(Region and label listings)
========================================

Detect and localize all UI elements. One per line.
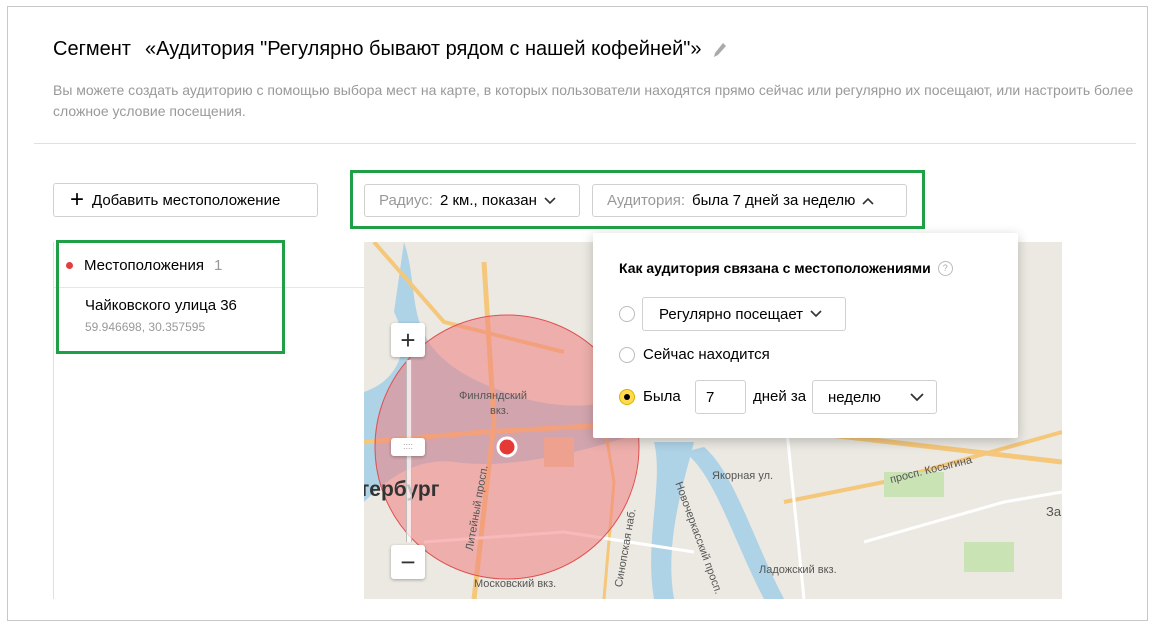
help-icon[interactable]: ? <box>937 260 953 276</box>
zoom-in-button[interactable]: + <box>391 323 425 357</box>
days-for-label: дней за <box>753 388 807 405</box>
radio-regular[interactable] <box>619 306 635 322</box>
plus-icon: + <box>70 186 85 213</box>
chevron-down-icon <box>810 310 822 318</box>
zoom-out-button[interactable]: − <box>391 545 425 579</box>
radio-was[interactable] <box>619 389 635 405</box>
map-label-side: За <box>1046 504 1062 519</box>
period-select-label: неделю <box>828 388 881 406</box>
add-location-button[interactable]: + Добавить местоположение <box>53 183 318 217</box>
regular-visit-select[interactable]: Регулярно посещает <box>642 297 846 331</box>
page-title: Сегмент «Аудитория "Регулярно бывают рядо… <box>53 38 702 60</box>
audience-popup-title: Как аудитория связана с местоположениями… <box>619 260 953 276</box>
option-was-label: Была <box>643 388 681 405</box>
page-description: Вы можете создать аудиторию с помощью вы… <box>53 82 1134 119</box>
audience-popup: Как аудитория связана с местоположениями… <box>593 233 1018 438</box>
regular-visit-select-label: Регулярно посещает <box>659 305 804 323</box>
page-title-row: Сегмент «Аудитория "Регулярно бывают рядо… <box>53 38 726 61</box>
days-input[interactable]: 7 <box>695 380 746 414</box>
pencil-icon[interactable] <box>713 42 726 57</box>
map-label-ladoga-station: Ладожский вкз. <box>759 564 837 576</box>
chevron-down-icon <box>910 392 924 401</box>
zoom-handle[interactable]: :::: <box>391 438 425 456</box>
option-now-label: Сейчас находится <box>643 346 770 363</box>
map-label-moscow-station: Московский вкз. <box>474 578 557 590</box>
highlight-box-filters <box>350 170 925 229</box>
highlight-box-locations <box>56 240 285 354</box>
period-select[interactable]: неделю <box>812 380 937 414</box>
divider <box>34 143 1136 144</box>
map-label-finland-station: Финляндский <box>459 390 528 402</box>
radio-now[interactable] <box>619 347 635 363</box>
map-label-finland-station-2: вкз. <box>490 405 509 417</box>
map-label-yakornaya: Якорная ул. <box>712 470 774 482</box>
add-location-label: Добавить местоположение <box>92 191 281 209</box>
map-city-label: тербург <box>364 478 440 501</box>
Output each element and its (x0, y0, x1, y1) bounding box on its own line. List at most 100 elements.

========================================

> _PROBLEM_:
Copy every line of the items above word for word, and leave the pictures out.

> _ANSWER_:
Detect and localize all UI elements. One per line.
help-icon[interactable]: ? <box>937 260 953 276</box>
zoom-in-button[interactable]: + <box>391 323 425 357</box>
days-for-label: дней за <box>753 388 807 405</box>
radio-regular[interactable] <box>619 306 635 322</box>
plus-icon: + <box>70 186 85 213</box>
chevron-down-icon <box>810 310 822 318</box>
zoom-out-button[interactable]: − <box>391 545 425 579</box>
radio-was[interactable] <box>619 389 635 405</box>
map-label-side: За <box>1046 504 1062 519</box>
period-select-label: неделю <box>828 388 881 406</box>
add-location-button[interactable]: + Добавить местоположение <box>53 183 318 217</box>
regular-visit-select[interactable]: Регулярно посещает <box>642 297 846 331</box>
page-title: Сегмент «Аудитория "Регулярно бывают рядо… <box>53 38 702 60</box>
audience-popup-title: Как аудитория связана с местоположениями… <box>619 260 953 276</box>
option-was-label: Была <box>643 388 681 405</box>
page-description: Вы можете создать аудиторию с помощью вы… <box>53 82 1134 119</box>
audience-popup: Как аудитория связана с местоположениями… <box>593 233 1018 438</box>
regular-visit-select-label: Регулярно посещает <box>659 305 804 323</box>
page-title-row: Сегмент «Аудитория "Регулярно бывают рядо… <box>53 38 726 61</box>
days-input[interactable]: 7 <box>695 380 746 414</box>
pencil-icon[interactable] <box>713 42 726 57</box>
map-label-ladoga-station: Ладожский вкз. <box>759 564 837 576</box>
chevron-down-icon <box>910 392 924 401</box>
zoom-handle[interactable]: :::: <box>391 438 425 456</box>
option-now-label: Сейчас находится <box>643 346 770 363</box>
map-label-moscow-station: Московский вкз. <box>474 578 557 590</box>
highlight-box-filters <box>350 170 925 229</box>
highlight-box-locations <box>56 240 285 354</box>
period-select[interactable]: неделю <box>812 380 937 414</box>
divider <box>34 143 1136 144</box>
map-label-finland-station: Финляндский <box>459 390 528 402</box>
radio-now[interactable] <box>619 347 635 363</box>
map-label-finland-station-2: вкз. <box>490 405 509 417</box>
map-label-yakornaya: Якорная ул. <box>712 470 774 482</box>
add-location-label: Добавить местоположение <box>92 191 281 209</box>
map-city-label: тербург <box>364 478 440 501</box>
Output each element and its (x0, y0, x1, y1) bounding box on its own line. List at most 100 elements.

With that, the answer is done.